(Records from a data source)
(begin)

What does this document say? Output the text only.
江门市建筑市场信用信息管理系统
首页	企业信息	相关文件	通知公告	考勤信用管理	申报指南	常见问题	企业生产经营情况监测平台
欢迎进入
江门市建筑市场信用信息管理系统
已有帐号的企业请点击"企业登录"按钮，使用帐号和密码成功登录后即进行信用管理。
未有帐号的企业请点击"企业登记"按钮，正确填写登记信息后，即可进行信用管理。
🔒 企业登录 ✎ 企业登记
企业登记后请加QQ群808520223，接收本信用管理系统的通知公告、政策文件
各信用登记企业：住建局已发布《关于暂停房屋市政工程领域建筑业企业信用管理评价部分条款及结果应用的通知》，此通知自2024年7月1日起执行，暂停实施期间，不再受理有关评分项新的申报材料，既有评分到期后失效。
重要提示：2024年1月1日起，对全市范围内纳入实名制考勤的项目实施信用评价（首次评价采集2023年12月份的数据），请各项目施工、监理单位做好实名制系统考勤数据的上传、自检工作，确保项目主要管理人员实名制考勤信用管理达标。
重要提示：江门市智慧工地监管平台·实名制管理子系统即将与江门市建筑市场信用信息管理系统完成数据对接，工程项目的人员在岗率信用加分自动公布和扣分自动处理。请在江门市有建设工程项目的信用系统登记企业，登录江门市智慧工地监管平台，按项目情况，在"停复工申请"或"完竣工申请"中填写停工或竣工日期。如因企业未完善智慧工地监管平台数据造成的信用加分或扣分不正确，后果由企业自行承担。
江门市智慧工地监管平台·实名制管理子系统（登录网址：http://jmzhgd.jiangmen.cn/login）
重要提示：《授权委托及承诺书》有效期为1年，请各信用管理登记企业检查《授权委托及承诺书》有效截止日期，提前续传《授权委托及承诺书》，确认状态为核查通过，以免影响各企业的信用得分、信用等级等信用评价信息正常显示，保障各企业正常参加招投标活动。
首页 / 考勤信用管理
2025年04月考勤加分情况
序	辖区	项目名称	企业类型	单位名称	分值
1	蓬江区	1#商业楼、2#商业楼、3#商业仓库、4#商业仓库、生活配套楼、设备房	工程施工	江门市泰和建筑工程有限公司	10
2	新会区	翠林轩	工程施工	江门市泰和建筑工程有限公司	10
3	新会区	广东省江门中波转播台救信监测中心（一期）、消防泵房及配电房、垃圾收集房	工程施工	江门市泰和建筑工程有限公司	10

(end)
(begin)

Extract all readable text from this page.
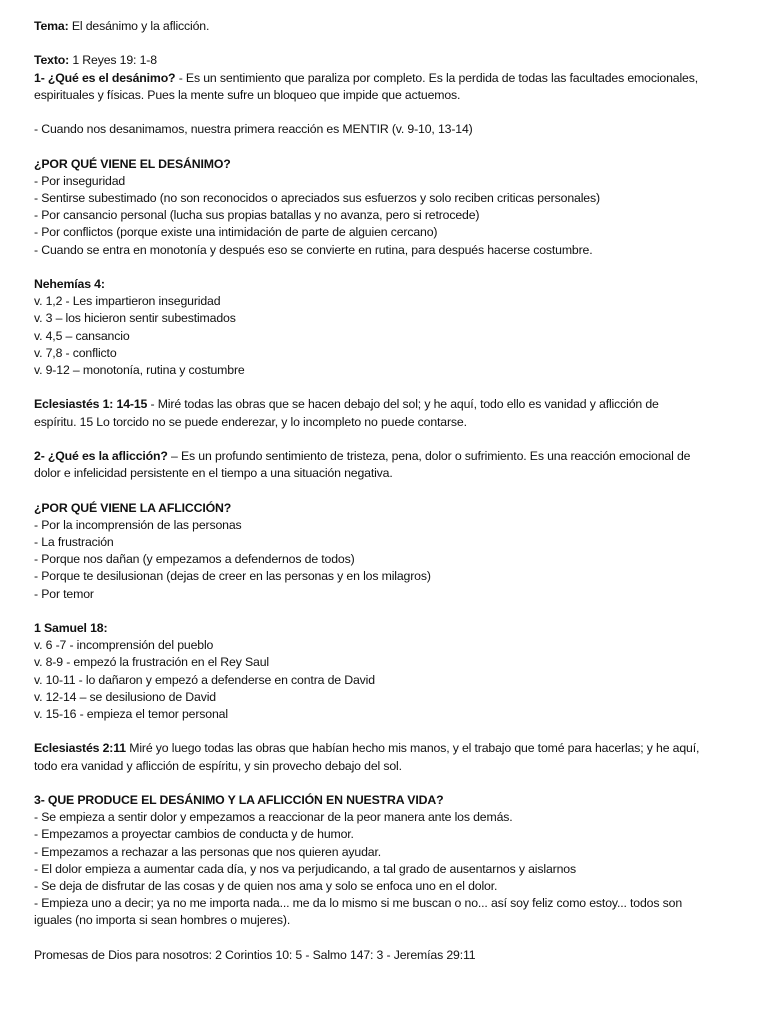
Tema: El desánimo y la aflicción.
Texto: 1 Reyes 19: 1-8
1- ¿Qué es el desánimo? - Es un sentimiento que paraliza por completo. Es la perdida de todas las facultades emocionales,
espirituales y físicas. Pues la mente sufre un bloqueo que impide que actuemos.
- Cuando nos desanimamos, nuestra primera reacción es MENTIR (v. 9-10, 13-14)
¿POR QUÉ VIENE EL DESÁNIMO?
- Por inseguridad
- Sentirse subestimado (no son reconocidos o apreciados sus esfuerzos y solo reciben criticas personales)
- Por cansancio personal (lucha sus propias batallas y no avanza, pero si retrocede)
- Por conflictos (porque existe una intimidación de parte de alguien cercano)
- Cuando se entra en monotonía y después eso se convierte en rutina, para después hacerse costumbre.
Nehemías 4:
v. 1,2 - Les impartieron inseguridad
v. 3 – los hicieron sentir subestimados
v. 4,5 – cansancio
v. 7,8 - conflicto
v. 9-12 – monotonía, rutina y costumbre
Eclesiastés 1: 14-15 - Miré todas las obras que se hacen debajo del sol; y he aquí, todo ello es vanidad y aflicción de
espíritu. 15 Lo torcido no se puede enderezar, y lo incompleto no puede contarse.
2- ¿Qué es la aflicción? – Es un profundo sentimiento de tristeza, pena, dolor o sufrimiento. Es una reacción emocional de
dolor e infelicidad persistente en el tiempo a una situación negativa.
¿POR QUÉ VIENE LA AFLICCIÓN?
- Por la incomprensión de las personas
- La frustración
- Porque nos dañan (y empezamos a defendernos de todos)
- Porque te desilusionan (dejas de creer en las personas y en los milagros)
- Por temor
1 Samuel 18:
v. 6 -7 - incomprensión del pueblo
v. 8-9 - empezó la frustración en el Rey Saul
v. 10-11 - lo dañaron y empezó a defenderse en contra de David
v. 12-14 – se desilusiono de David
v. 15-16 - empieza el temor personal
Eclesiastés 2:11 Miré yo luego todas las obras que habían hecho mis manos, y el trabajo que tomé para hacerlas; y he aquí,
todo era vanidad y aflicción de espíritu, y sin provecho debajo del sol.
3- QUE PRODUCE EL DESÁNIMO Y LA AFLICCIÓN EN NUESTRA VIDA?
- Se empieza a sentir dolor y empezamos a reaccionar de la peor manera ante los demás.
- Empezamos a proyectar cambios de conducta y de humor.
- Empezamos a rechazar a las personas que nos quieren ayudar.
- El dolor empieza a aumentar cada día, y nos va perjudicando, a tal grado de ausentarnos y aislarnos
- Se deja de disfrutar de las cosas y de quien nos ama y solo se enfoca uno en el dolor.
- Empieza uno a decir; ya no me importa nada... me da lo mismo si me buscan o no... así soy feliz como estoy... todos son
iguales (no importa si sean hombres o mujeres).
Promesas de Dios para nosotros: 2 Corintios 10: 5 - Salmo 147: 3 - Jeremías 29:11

(end)
(begin)

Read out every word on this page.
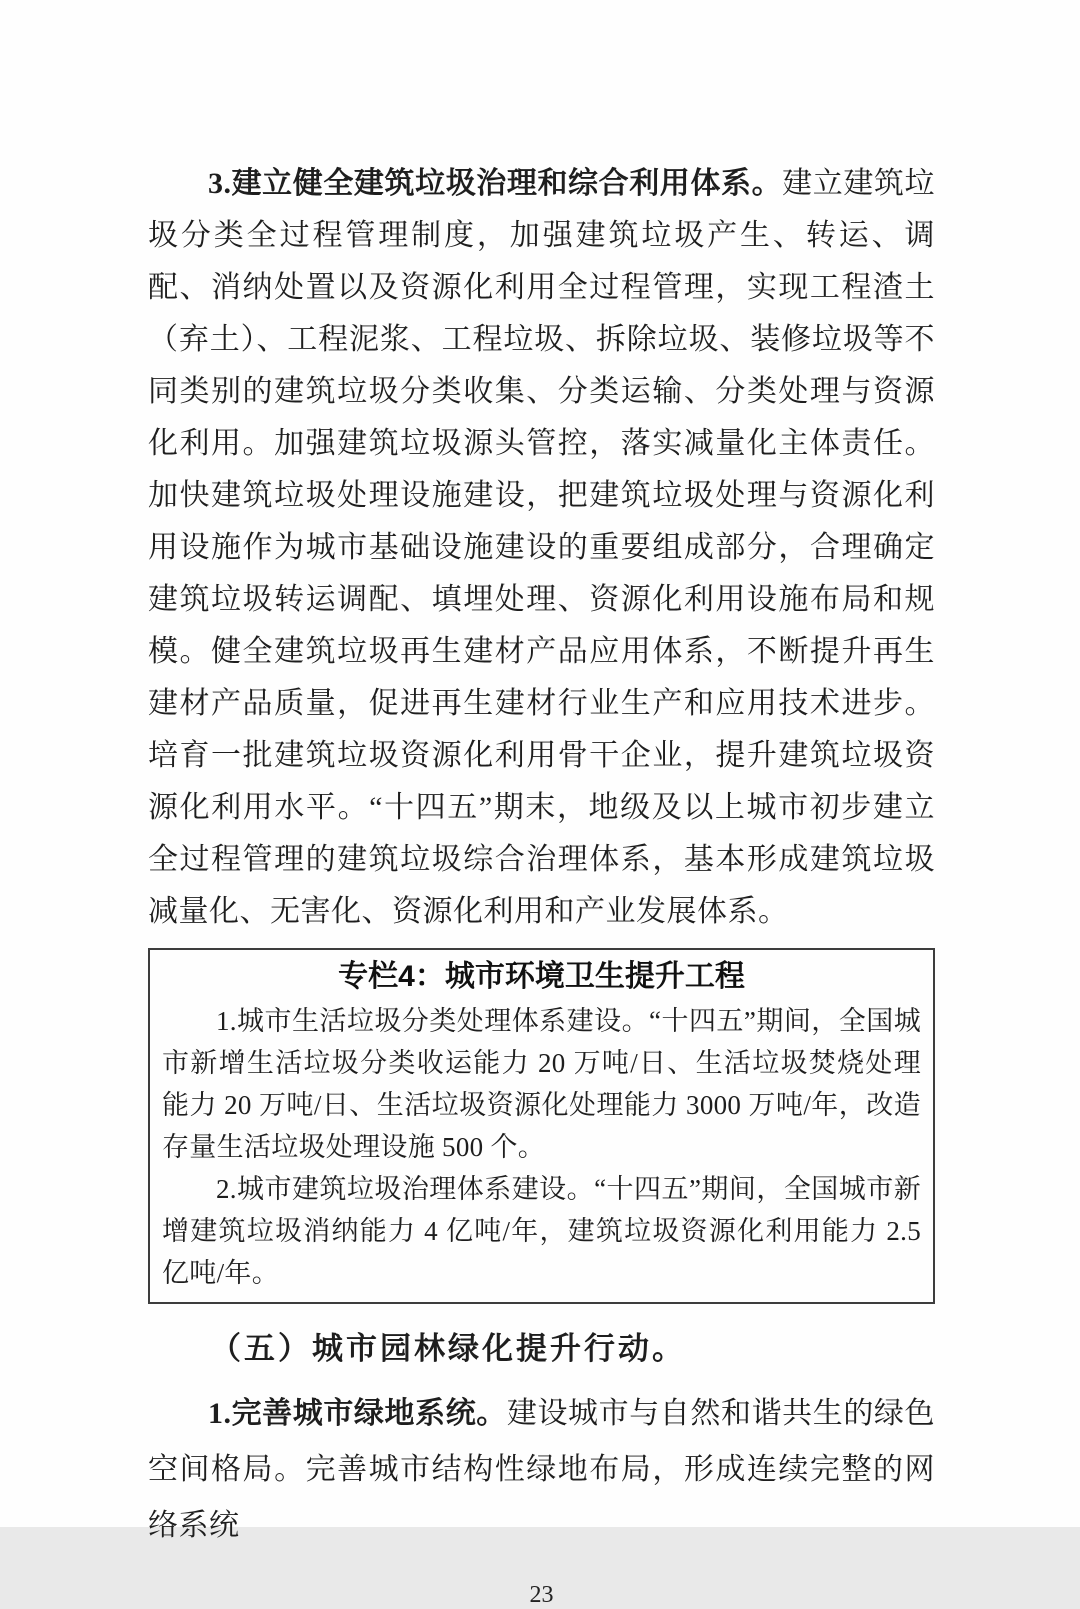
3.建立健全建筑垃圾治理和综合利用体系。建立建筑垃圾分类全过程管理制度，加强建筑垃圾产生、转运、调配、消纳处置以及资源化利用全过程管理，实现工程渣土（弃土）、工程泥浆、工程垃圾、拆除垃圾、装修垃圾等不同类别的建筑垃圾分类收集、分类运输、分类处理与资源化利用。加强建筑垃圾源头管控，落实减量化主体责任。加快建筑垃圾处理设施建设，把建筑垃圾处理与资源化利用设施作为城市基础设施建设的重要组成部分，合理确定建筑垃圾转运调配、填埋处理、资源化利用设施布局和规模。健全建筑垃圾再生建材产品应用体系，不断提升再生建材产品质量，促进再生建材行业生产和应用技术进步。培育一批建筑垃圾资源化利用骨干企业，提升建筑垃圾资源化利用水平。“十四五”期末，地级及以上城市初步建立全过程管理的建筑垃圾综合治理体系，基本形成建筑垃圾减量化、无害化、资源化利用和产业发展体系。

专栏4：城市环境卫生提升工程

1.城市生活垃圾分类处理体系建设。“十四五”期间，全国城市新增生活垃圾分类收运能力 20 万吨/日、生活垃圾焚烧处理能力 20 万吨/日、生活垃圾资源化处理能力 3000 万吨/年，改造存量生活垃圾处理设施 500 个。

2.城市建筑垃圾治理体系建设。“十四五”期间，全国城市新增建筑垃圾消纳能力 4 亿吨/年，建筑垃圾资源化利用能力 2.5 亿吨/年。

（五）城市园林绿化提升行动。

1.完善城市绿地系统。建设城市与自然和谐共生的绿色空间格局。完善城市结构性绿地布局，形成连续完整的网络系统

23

(end)

* [Your instructions]:
Copy each line of the listing that includes "frustración".

* [Problem solution]:
- La frustración
v. 8-9 - empezó la frustración en el Rey Saul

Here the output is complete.